━━━━━ Material for the task
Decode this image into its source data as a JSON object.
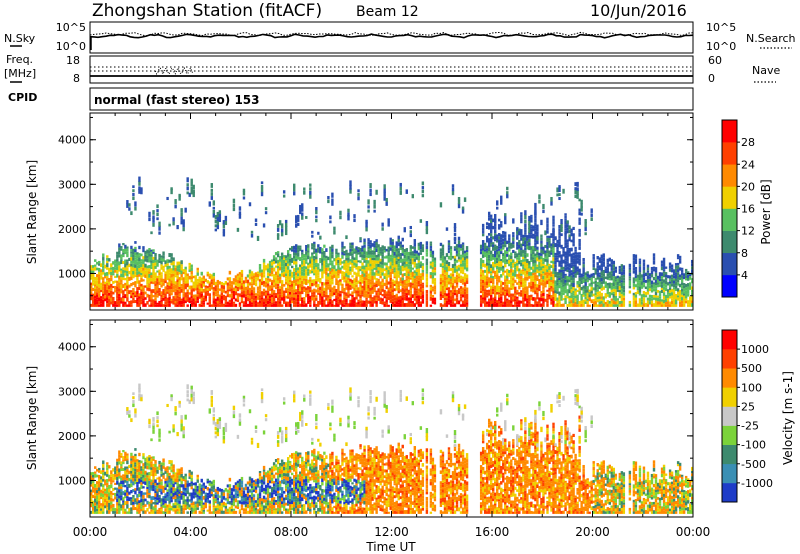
{
  "header": {
    "station": "Zhongshan Station (fitACF)",
    "beam": "Beam 12",
    "date": "10/Jun/2016"
  },
  "chart_data": {
    "type": "heatmap",
    "x_axis": {
      "label": "Time UT",
      "range_hours": [
        0,
        24
      ],
      "tick_labels": [
        "00:00",
        "04:00",
        "08:00",
        "12:00",
        "16:00",
        "20:00",
        "00:00"
      ]
    },
    "nsky_panel": {
      "left_label": "N.Sky",
      "right_label": "N.Search",
      "left_ticks": [
        "10^5",
        "10^0"
      ],
      "right_ticks": [
        "10^5",
        "10^0"
      ]
    },
    "freq_panel": {
      "left_label_1": "Freq.",
      "left_label_2": "[MHz]",
      "right_label": "Nave",
      "left_ticks": [
        "18",
        "8"
      ],
      "right_ticks": [
        "60",
        "0"
      ]
    },
    "cpid": {
      "label": "CPID",
      "text": "normal (fast stereo) 153"
    },
    "power_panel": {
      "ylabel": "Slant Range [km]",
      "y_range": [
        180,
        4600
      ],
      "y_ticks": [
        "1000",
        "2000",
        "3000",
        "4000"
      ],
      "colorbar_label": "Power [dB]",
      "colorbar_ticks": [
        "4",
        "8",
        "12",
        "16",
        "20",
        "24",
        "28"
      ],
      "colorbar_colors": [
        "#0000ff",
        "#2a4fb0",
        "#3d8a6e",
        "#58c060",
        "#f0d000",
        "#ff8a00",
        "#ff4000",
        "#ff0000"
      ]
    },
    "velocity_panel": {
      "ylabel": "Slant Range [km]",
      "y_range": [
        180,
        4600
      ],
      "y_ticks": [
        "1000",
        "2000",
        "3000",
        "4000"
      ],
      "colorbar_label": "Velocity [m s-1]",
      "colorbar_ticks": [
        "1000",
        "500",
        "100",
        "25",
        "-25",
        "-100",
        "-500",
        "-1000"
      ],
      "colorbar_colors": [
        "#1e3cc8",
        "#3a8fb4",
        "#3d8a6e",
        "#7bd33a",
        "#c8c8c8",
        "#f0d000",
        "#ff8a00",
        "#ff4000",
        "#ff0000"
      ]
    }
  }
}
━━━━━━━━━━
§ **Aim of the exercise**
The records above need to be restated word for word, with the pictures left out.

§ **Solution for this problem**
Decode this image into its source data as a JSON object.
{
  "header": {
    "station": "Zhongshan Station (fitACF)",
    "beam": "Beam 12",
    "date": "10/Jun/2016"
  },
  "chart_data": {
    "type": "heatmap",
    "x_axis": {
      "label": "Time UT",
      "range_hours": [
        0,
        24
      ],
      "tick_labels": [
        "00:00",
        "04:00",
        "08:00",
        "12:00",
        "16:00",
        "20:00",
        "00:00"
      ]
    },
    "nsky_panel": {
      "left_label": "N.Sky",
      "right_label": "N.Search",
      "left_ticks": [
        "10^5",
        "10^0"
      ],
      "right_ticks": [
        "10^5",
        "10^0"
      ]
    },
    "freq_panel": {
      "left_label_1": "Freq.",
      "left_label_2": "[MHz]",
      "right_label": "Nave",
      "left_ticks": [
        "18",
        "8"
      ],
      "right_ticks": [
        "60",
        "0"
      ]
    },
    "cpid": {
      "label": "CPID",
      "text": "normal (fast stereo) 153"
    },
    "power_panel": {
      "ylabel": "Slant Range [km]",
      "y_range": [
        180,
        4600
      ],
      "y_ticks": [
        "1000",
        "2000",
        "3000",
        "4000"
      ],
      "colorbar_label": "Power [dB]",
      "colorbar_ticks": [
        "4",
        "8",
        "12",
        "16",
        "20",
        "24",
        "28"
      ],
      "colorbar_colors": [
        "#0000ff",
        "#2a4fb0",
        "#3d8a6e",
        "#58c060",
        "#f0d000",
        "#ff8a00",
        "#ff4000",
        "#ff0000"
      ]
    },
    "velocity_panel": {
      "ylabel": "Slant Range [km]",
      "y_range": [
        180,
        4600
      ],
      "y_ticks": [
        "1000",
        "2000",
        "3000",
        "4000"
      ],
      "colorbar_label": "Velocity [m s-1]",
      "colorbar_ticks": [
        "1000",
        "500",
        "100",
        "25",
        "-25",
        "-100",
        "-500",
        "-1000"
      ],
      "colorbar_colors": [
        "#1e3cc8",
        "#3a8fb4",
        "#3d8a6e",
        "#7bd33a",
        "#c8c8c8",
        "#f0d000",
        "#ff8a00",
        "#ff4000",
        "#ff0000"
      ]
    }
  }
}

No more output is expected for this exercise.